* **EXERCISE AIM**
Set down each line of the data below exactly as it stands, dropping the pictures.

* **INPUT**

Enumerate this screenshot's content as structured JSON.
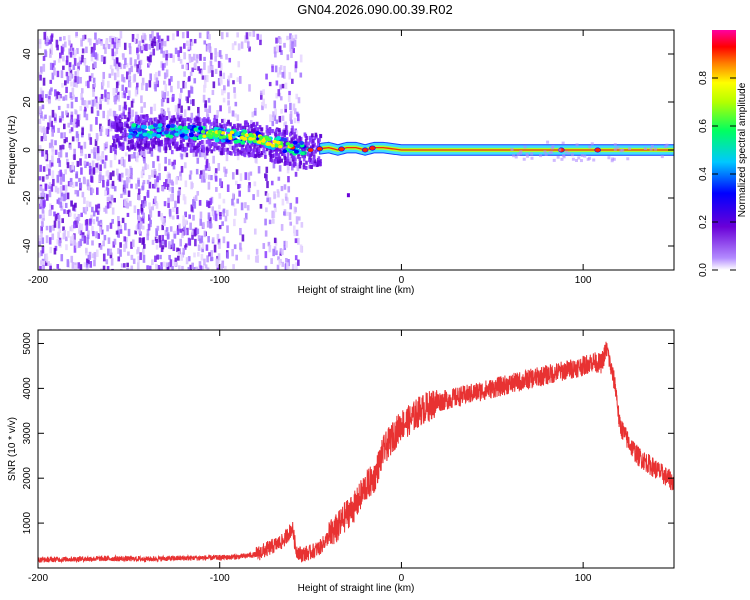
{
  "title": "GN04.2026.090.00.39.R02",
  "chart_data": [
    {
      "type": "heatmap",
      "title": "GN04.2026.090.00.39.R02",
      "xlabel": "Height of straight line (km)",
      "ylabel": "Frequency (Hz)",
      "xlim": [
        -200,
        150
      ],
      "ylim": [
        -50,
        50
      ],
      "xticks": [
        -200,
        -100,
        0,
        100
      ],
      "yticks": [
        -40,
        -20,
        0,
        20,
        40
      ],
      "ridge": {
        "description_points_x": [
          -150,
          -130,
          -110,
          -95,
          -80,
          -70,
          -60,
          -50,
          -40,
          -35,
          -30,
          -25,
          -20,
          -15,
          -10,
          0,
          50,
          100,
          150
        ],
        "description_points_y": [
          8,
          8,
          7,
          6,
          5,
          3,
          1,
          0,
          1,
          0,
          1,
          1,
          0,
          1,
          1,
          0,
          0,
          0,
          0
        ]
      },
      "colorbar": {
        "label": "Normalized spectral amplitude",
        "range": [
          0,
          1
        ],
        "ticks": [
          "0.0",
          "0.2",
          "0.4",
          "0.6",
          "0.8"
        ]
      }
    },
    {
      "type": "line",
      "xlabel": "Height of straight line (km)",
      "ylabel": "SNR (10 * v/v)",
      "xlim": [
        -200,
        150
      ],
      "ylim": [
        0,
        5300
      ],
      "xticks": [
        -200,
        -100,
        0,
        100
      ],
      "yticks": [
        1000,
        2000,
        3000,
        4000,
        5000
      ],
      "color": "#e83232",
      "series": [
        {
          "name": "SNR",
          "x": [
            -200,
            -180,
            -160,
            -140,
            -120,
            -100,
            -90,
            -80,
            -70,
            -65,
            -60,
            -58,
            -55,
            -50,
            -45,
            -40,
            -35,
            -30,
            -25,
            -20,
            -15,
            -10,
            -5,
            0,
            5,
            10,
            20,
            30,
            40,
            50,
            60,
            70,
            80,
            90,
            100,
            105,
            110,
            113,
            115,
            118,
            120,
            125,
            130,
            140,
            150
          ],
          "values": [
            180,
            200,
            210,
            200,
            220,
            230,
            250,
            300,
            500,
            600,
            900,
            400,
            300,
            350,
            450,
            700,
            900,
            1200,
            1400,
            1800,
            2000,
            2600,
            2900,
            3200,
            3300,
            3500,
            3700,
            3800,
            3900,
            4000,
            4100,
            4200,
            4300,
            4400,
            4500,
            4600,
            4550,
            4900,
            4500,
            4000,
            3200,
            2800,
            2500,
            2200,
            1900
          ]
        }
      ]
    }
  ]
}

* **EXERCISE SOLUTION**
Enumerate this screenshot's content as structured JSON.
{
  "title": "GN04.2026.090.00.39.R02",
  "chart_data": [
    {
      "type": "heatmap",
      "title": "GN04.2026.090.00.39.R02",
      "xlabel": "Height of straight line (km)",
      "ylabel": "Frequency (Hz)",
      "xlim": [
        -200,
        150
      ],
      "ylim": [
        -50,
        50
      ],
      "xticks": [
        -200,
        -100,
        0,
        100
      ],
      "yticks": [
        -40,
        -20,
        0,
        20,
        40
      ],
      "ridge": {
        "description_points_x": [
          -150,
          -130,
          -110,
          -95,
          -80,
          -70,
          -60,
          -50,
          -40,
          -35,
          -30,
          -25,
          -20,
          -15,
          -10,
          0,
          50,
          100,
          150
        ],
        "description_points_y": [
          8,
          8,
          7,
          6,
          5,
          3,
          1,
          0,
          1,
          0,
          1,
          1,
          0,
          1,
          1,
          0,
          0,
          0,
          0
        ]
      },
      "colorbar": {
        "label": "Normalized spectral amplitude",
        "range": [
          0,
          1
        ],
        "ticks": [
          "0.0",
          "0.2",
          "0.4",
          "0.6",
          "0.8"
        ]
      }
    },
    {
      "type": "line",
      "xlabel": "Height of straight line (km)",
      "ylabel": "SNR (10 * v/v)",
      "xlim": [
        -200,
        150
      ],
      "ylim": [
        0,
        5300
      ],
      "xticks": [
        -200,
        -100,
        0,
        100
      ],
      "yticks": [
        1000,
        2000,
        3000,
        4000,
        5000
      ],
      "color": "#e83232",
      "series": [
        {
          "name": "SNR",
          "x": [
            -200,
            -180,
            -160,
            -140,
            -120,
            -100,
            -90,
            -80,
            -70,
            -65,
            -60,
            -58,
            -55,
            -50,
            -45,
            -40,
            -35,
            -30,
            -25,
            -20,
            -15,
            -10,
            -5,
            0,
            5,
            10,
            20,
            30,
            40,
            50,
            60,
            70,
            80,
            90,
            100,
            105,
            110,
            113,
            115,
            118,
            120,
            125,
            130,
            140,
            150
          ],
          "values": [
            180,
            200,
            210,
            200,
            220,
            230,
            250,
            300,
            500,
            600,
            900,
            400,
            300,
            350,
            450,
            700,
            900,
            1200,
            1400,
            1800,
            2000,
            2600,
            2900,
            3200,
            3300,
            3500,
            3700,
            3800,
            3900,
            4000,
            4100,
            4200,
            4300,
            4400,
            4500,
            4600,
            4550,
            4900,
            4500,
            4000,
            3200,
            2800,
            2500,
            2200,
            1900
          ]
        }
      ]
    }
  ]
}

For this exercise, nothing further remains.